§ **EXCERPT PROVIDED**:

BeeRayKay · 03/02/2015 18:43

OP. unless he went off his own back and is truely engaging then he won't change.

you're suffering chronic abuse....you really need to think avoutn why you want to save this marriage. you're not wanting it to fail is not a reason.

you sound desperately unhappy :-( I never was. and aren't now.

Lottapianos · 03/02/2015 18:50

OP, it is an enormous shock to have someone put their hands on you violently. Its common to go into denial and minimising mode because its actually hard to believe that this has happened to YOU. It took me years to really get my head around the fact that my ex had hit me

His behaviour is disgusting and highly dangerous and there are no excuses for it. There is no going back from this. If you stay, its giving him the green light to get even worse. Its just dreadful that its down to you to change things when he's the one who has behaved so dreadfully but that's how it is.

Men like this don't change for the better, they only get worse. There's a real chance that you could be killed or very seriously injured by him. What about when your children get older and are more challenging, have more to say for themselves? He will start on them too, emotional abuse if not physical. And please never ever kid yourself that they won't know what's going on - they will. Please take care of yourself OP

PeppermintCrayon · 03/02/2015 19:27

he said he was just really angry

That's not an explanation.

§ **DATA TO EXAMINE**:
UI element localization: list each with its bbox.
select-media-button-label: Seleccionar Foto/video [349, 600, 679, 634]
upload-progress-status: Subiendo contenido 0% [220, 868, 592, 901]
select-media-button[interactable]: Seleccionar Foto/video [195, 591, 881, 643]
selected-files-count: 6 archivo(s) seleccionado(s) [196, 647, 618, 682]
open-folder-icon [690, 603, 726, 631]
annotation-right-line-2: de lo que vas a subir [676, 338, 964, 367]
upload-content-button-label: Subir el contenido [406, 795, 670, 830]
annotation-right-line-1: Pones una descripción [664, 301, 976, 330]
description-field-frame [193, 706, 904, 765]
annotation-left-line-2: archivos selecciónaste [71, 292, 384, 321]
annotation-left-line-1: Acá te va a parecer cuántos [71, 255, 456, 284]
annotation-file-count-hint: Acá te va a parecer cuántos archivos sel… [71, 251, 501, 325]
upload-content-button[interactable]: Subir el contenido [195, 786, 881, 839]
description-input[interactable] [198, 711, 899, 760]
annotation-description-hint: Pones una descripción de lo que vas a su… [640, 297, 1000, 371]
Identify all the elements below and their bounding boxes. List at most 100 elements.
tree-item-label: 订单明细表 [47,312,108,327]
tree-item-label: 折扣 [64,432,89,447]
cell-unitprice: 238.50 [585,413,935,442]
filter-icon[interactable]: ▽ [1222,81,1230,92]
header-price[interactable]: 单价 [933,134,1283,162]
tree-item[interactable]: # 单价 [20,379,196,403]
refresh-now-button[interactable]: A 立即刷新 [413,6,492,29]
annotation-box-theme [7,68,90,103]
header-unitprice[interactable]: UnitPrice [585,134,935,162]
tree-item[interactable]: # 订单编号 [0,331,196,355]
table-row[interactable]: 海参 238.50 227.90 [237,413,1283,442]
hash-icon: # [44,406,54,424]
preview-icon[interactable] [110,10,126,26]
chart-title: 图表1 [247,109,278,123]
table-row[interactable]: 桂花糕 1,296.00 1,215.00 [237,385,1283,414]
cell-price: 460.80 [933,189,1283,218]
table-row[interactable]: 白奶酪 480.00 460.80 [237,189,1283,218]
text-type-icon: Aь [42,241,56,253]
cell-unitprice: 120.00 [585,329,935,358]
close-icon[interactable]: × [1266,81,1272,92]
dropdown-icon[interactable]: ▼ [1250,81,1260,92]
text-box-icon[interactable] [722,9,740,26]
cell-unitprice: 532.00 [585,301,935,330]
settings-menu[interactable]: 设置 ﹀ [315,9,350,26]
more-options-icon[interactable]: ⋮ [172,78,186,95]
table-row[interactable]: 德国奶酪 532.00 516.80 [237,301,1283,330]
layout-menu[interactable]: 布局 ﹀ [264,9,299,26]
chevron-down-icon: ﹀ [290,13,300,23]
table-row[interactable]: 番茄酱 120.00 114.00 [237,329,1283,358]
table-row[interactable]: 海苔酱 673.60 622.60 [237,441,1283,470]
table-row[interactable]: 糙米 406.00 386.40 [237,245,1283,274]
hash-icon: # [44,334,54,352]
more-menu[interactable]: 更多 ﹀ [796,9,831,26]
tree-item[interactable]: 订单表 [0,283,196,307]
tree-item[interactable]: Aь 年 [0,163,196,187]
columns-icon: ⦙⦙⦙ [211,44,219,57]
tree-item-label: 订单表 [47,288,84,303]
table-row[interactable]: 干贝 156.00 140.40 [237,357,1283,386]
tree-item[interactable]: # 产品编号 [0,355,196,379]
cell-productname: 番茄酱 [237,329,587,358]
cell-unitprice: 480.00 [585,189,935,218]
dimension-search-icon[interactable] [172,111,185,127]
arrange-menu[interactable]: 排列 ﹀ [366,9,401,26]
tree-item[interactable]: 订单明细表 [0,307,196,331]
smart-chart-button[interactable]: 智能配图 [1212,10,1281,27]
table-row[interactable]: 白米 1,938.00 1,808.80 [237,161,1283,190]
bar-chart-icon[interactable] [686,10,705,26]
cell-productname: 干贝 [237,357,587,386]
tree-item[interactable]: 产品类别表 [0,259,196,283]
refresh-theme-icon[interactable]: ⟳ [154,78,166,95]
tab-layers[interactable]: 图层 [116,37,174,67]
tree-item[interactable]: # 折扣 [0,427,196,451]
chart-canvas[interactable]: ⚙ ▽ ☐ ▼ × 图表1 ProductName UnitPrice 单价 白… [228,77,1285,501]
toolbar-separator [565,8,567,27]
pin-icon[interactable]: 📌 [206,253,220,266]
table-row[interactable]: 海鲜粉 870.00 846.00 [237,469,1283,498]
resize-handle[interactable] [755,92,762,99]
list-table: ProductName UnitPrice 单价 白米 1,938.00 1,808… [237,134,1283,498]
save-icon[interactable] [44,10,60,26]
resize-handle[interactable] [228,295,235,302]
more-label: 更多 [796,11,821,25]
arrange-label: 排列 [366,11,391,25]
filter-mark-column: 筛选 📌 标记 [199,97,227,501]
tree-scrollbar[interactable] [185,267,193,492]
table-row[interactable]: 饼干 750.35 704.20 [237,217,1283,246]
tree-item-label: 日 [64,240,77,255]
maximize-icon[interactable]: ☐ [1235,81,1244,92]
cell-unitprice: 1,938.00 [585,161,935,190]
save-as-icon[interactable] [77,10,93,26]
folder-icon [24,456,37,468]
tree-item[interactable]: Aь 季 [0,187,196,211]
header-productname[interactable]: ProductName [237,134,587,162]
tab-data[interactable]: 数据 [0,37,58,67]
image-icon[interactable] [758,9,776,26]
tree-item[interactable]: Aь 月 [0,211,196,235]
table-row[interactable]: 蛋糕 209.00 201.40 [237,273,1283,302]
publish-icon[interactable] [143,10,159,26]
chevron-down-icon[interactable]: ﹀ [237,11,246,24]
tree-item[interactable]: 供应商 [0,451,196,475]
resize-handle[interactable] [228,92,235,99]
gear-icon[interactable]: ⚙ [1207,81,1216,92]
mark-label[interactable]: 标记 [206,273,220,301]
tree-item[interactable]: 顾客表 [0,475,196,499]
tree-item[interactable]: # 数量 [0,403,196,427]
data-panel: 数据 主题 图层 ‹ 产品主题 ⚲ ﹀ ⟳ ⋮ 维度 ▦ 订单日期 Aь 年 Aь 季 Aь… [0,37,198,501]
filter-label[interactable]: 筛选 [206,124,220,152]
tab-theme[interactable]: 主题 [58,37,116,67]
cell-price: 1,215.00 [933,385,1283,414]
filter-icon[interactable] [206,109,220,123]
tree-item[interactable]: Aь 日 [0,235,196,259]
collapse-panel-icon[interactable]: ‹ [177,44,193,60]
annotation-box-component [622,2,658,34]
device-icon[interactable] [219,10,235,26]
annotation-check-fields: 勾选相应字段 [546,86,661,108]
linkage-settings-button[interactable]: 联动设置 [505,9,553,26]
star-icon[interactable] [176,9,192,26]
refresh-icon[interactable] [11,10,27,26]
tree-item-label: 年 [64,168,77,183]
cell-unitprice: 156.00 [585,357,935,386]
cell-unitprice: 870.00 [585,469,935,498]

§ **YOUR GOAL**: Rewrite the part of the forum posts between "you're suffering chronic" and "that's how it is.", inclusive, changing "green light" to "go-ahead". None of the material has any bearing on what follows.

§ **EXERCISE RESULT**:
you're suffering chronic abuse....you really need to think avoutn why you want to save this marriage. you're not wanting it to fail is not a reason.

you sound desperately unhappy :-( I never was. and aren't now.

Lottapianos · 03/02/2015 18:50

OP, it is an enormous shock to have someone put their hands on you violently. Its common to go into denial and minimising mode because its actually hard to believe that this has happened to YOU. It took me years to really get my head around the fact that my ex had hit me

His behaviour is disgusting and highly dangerous and there are no excuses for it. There is no going back from this. If you stay, its giving him the go-ahead to get even worse. Its just dreadful that its down to you to change things when he's the one who has behaved so dreadfully but that's how it is.